Recorded data
******************************
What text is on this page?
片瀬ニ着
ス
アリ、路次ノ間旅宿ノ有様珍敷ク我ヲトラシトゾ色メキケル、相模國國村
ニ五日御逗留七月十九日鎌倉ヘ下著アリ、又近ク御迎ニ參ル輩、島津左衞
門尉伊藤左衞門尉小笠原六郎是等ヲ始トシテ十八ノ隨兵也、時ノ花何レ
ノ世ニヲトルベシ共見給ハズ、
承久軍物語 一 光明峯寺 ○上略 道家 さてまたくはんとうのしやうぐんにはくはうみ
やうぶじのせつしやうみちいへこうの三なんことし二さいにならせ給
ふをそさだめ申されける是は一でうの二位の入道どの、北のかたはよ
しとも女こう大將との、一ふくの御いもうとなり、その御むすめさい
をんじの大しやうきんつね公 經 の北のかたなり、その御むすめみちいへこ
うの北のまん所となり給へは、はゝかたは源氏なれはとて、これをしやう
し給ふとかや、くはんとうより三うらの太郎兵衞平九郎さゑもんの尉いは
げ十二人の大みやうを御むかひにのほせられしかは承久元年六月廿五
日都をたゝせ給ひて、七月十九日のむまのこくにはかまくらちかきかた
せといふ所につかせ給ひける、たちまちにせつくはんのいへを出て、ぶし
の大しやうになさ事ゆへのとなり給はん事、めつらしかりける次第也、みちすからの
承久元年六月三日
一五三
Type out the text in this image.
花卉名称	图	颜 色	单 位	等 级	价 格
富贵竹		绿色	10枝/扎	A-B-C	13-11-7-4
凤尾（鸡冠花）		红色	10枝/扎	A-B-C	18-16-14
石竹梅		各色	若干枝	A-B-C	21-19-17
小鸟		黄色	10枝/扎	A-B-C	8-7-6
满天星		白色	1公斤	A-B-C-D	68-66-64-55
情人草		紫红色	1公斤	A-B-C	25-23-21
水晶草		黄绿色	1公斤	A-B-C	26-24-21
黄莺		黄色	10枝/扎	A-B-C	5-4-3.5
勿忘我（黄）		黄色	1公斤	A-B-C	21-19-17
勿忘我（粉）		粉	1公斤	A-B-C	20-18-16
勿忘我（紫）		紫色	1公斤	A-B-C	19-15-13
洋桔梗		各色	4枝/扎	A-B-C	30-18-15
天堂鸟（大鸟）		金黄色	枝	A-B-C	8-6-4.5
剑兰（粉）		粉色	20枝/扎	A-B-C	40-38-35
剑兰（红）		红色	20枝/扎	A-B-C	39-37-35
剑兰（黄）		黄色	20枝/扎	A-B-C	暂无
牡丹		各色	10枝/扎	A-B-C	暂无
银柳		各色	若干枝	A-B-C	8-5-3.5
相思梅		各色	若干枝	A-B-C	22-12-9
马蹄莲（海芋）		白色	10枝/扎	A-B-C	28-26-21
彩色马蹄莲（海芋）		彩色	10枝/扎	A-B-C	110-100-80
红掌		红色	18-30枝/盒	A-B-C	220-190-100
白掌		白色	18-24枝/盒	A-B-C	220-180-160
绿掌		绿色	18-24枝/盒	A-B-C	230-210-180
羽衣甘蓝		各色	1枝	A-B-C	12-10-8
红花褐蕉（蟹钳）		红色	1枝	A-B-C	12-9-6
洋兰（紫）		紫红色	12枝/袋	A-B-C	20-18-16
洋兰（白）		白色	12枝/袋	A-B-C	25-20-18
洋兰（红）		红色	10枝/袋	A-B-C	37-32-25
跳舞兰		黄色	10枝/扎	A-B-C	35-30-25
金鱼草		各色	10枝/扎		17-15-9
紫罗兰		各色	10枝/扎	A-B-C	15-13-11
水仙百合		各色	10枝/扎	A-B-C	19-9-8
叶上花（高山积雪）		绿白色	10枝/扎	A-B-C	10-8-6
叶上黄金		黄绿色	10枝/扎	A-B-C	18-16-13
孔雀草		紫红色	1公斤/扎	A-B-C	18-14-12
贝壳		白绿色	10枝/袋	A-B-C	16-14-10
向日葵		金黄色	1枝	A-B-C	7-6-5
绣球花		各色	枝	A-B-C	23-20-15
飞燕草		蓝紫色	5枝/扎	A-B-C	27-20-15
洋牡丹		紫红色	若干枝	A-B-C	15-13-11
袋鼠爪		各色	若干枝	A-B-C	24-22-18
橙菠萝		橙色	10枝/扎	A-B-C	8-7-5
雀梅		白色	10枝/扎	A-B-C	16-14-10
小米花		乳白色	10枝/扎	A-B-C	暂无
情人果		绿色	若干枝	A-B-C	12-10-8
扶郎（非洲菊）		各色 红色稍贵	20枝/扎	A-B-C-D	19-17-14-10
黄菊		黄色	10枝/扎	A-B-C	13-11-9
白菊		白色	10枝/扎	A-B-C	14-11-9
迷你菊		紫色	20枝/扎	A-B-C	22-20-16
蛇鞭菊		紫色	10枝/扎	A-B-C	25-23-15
******************************
YOUR GOAL - Take the entries and copy them out exactly.

RESULT FOR THIS EXERCISE -
What text is on this page?
片瀬ニ着
ス
アリ、路次ノ間旅宿ノ有様珍敷ク我ヲトラシトゾ色メキケル、相模國國村
ニ五日御逗留七月十九日鎌倉ヘ下著アリ、又近ク御迎ニ參ル輩、島津左衞
門尉伊藤左衞門尉小笠原六郎是等ヲ始トシテ十八ノ隨兵也、時ノ花何レ
ノ世ニヲトルベシ共見給ハズ、
承久軍物語 一 光明峯寺 ○上略 道家 さてまたくはんとうのしやうぐんにはくはうみ
やうぶじのせつしやうみちいへこうの三なんことし二さいにならせ給
ふをそさだめ申されける是は一でうの二位の入道どの、北のかたはよ
しとも女こう大將との、一ふくの御いもうとなり、その御むすめさい
をんじの大しやうきんつね公 經 の北のかたなり、その御むすめみちいへこ
うの北のまん所となり給へは、はゝかたは源氏なれはとて、これをしやう
し給ふとかや、くはんとうより三うらの太郎兵衞平九郎さゑもんの尉いは
げ十二人の大みやうを御むかひにのほせられしかは承久元年六月廿五
日都をたゝせ給ひて、七月十九日のむまのこくにはかまくらちかきかた
せといふ所につかせ給ひける、たちまちにせつくはんのいへを出て、ぶし
の大しやうになさ事ゆへのとなり給はん事、めつらしかりける次第也、みちすからの
承久元年六月三日
一五三
Type out the text in this image.
花卉名称	图	颜 色	单 位	等 级	价 格
富贵竹		绿色	10枝/扎	A-B-C	13-11-7-4
凤尾（鸡冠花）		红色	10枝/扎	A-B-C	18-16-14
石竹梅		各色	若干枝	A-B-C	21-19-17
小鸟		黄色	10枝/扎	A-B-C	8-7-6
满天星		白色	1公斤	A-B-C-D	68-66-64-55
情人草		紫红色	1公斤	A-B-C	25-23-21
水晶草		黄绿色	1公斤	A-B-C	26-24-21
黄莺		黄色	10枝/扎	A-B-C	5-4-3.5
勿忘我（黄）		黄色	1公斤	A-B-C	21-19-17
勿忘我（粉）		粉	1公斤	A-B-C	20-18-16
勿忘我（紫）		紫色	1公斤	A-B-C	19-15-13
洋桔梗		各色	4枝/扎	A-B-C	30-18-15
天堂鸟（大鸟）		金黄色	枝	A-B-C	8-6-4.5
剑兰（粉）		粉色	20枝/扎	A-B-C	40-38-35
剑兰（红）		红色	20枝/扎	A-B-C	39-37-35
剑兰（黄）		黄色	20枝/扎	A-B-C	暂无
牡丹		各色	10枝/扎	A-B-C	暂无
银柳		各色	若干枝	A-B-C	8-5-3.5
相思梅		各色	若干枝	A-B-C	22-12-9
马蹄莲（海芋）		白色	10枝/扎	A-B-C	28-26-21
彩色马蹄莲（海芋）		彩色	10枝/扎	A-B-C	110-100-80
红掌		红色	18-30枝/盒	A-B-C	220-190-100
白掌		白色	18-24枝/盒	A-B-C	220-180-160
绿掌		绿色	18-24枝/盒	A-B-C	230-210-180
羽衣甘蓝		各色	1枝	A-B-C	12-10-8
红花褐蕉（蟹钳）		红色	1枝	A-B-C	12-9-6
洋兰（紫）		紫红色	12枝/袋	A-B-C	20-18-16
洋兰（白）		白色	12枝/袋	A-B-C	25-20-18
洋兰（红）		红色	10枝/袋	A-B-C	37-32-25
跳舞兰		黄色	10枝/扎	A-B-C	35-30-25
金鱼草		各色	10枝/扎		17-15-9
紫罗兰		各色	10枝/扎	A-B-C	15-13-11
水仙百合		各色	10枝/扎	A-B-C	19-9-8
叶上花（高山积雪）		绿白色	10枝/扎	A-B-C	10-8-6
叶上黄金		黄绿色	10枝/扎	A-B-C	18-16-13
孔雀草		紫红色	1公斤/扎	A-B-C	18-14-12
贝壳		白绿色	10枝/袋	A-B-C	16-14-10
向日葵		金黄色	1枝	A-B-C	7-6-5
绣球花		各色	枝	A-B-C	23-20-15
飞燕草		蓝紫色	5枝/扎	A-B-C	27-20-15
洋牡丹		紫红色	若干枝	A-B-C	15-13-11
袋鼠爪		各色	若干枝	A-B-C	24-22-18
橙菠萝		橙色	10枝/扎	A-B-C	8-7-5
雀梅		白色	10枝/扎	A-B-C	16-14-10
小米花		乳白色	10枝/扎	A-B-C	暂无
情人果		绿色	若干枝	A-B-C	12-10-8
扶郎（非洲菊）		各色 红色稍贵	20枝/扎	A-B-C-D	19-17-14-10
黄菊		黄色	10枝/扎	A-B-C	13-11-9
白菊		白色	10枝/扎	A-B-C	14-11-9
迷你菊		紫色	20枝/扎	A-B-C	22-20-16
蛇鞭菊		紫色	10枝/扎	A-B-C	25-23-15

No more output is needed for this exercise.